-- Start RECORDS FOR THE EXERCISE --
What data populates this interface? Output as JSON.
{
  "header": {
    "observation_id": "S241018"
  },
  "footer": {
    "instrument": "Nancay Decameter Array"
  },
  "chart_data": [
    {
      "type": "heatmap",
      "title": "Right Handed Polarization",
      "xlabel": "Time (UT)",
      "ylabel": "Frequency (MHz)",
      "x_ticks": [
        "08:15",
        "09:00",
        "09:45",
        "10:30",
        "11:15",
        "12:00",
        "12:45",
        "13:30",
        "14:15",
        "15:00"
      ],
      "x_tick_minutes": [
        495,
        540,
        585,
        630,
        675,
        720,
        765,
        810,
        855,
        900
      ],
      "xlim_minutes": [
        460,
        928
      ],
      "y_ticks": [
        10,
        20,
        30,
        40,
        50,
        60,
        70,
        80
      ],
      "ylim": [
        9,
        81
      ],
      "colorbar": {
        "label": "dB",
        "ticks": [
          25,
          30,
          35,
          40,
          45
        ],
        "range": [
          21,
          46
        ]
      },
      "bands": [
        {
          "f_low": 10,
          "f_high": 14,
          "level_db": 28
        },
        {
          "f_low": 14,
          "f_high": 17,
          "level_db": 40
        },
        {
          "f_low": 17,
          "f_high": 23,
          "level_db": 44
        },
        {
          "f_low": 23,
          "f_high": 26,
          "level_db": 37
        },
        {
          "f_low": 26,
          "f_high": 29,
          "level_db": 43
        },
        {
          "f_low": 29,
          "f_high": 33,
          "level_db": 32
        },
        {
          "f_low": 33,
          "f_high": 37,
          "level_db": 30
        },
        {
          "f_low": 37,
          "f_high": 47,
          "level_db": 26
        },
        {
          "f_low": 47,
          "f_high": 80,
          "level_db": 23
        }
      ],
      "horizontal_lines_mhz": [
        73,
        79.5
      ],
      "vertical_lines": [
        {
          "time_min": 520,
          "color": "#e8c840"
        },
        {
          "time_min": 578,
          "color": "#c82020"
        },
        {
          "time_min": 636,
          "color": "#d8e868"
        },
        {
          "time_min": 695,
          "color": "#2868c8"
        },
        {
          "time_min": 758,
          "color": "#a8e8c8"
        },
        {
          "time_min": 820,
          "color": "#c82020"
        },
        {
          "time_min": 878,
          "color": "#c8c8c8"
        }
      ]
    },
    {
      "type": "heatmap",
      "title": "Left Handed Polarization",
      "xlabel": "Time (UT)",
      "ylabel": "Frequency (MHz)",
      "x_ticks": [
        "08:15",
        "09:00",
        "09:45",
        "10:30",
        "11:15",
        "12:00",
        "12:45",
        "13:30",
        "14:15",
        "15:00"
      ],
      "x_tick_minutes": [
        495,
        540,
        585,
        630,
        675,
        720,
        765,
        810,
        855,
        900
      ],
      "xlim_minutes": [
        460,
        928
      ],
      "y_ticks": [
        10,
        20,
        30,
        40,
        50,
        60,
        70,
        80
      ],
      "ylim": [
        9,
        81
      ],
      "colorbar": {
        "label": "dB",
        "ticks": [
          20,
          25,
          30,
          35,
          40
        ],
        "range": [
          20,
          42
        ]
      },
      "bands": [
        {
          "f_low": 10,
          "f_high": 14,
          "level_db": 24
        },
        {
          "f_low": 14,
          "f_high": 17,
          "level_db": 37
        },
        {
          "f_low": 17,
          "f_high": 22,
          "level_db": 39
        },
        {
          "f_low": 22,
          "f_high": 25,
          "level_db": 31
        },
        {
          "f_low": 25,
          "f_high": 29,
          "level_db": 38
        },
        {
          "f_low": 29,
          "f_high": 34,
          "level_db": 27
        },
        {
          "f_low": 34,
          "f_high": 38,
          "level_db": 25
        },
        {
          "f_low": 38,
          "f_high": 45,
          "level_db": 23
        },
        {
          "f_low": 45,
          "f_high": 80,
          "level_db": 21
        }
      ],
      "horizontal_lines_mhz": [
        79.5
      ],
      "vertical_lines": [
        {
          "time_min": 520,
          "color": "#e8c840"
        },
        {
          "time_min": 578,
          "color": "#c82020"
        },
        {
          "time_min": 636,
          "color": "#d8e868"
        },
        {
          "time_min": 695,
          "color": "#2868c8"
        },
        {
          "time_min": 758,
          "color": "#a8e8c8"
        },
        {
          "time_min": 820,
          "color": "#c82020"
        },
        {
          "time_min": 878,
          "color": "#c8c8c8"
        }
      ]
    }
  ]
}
-- End RECORDS FOR THE EXERCISE --
YOUR OBJECTIVE —
Across the entries, how many lines contain "Handed"? Reply with the number only.

FULL SOLUTION —
2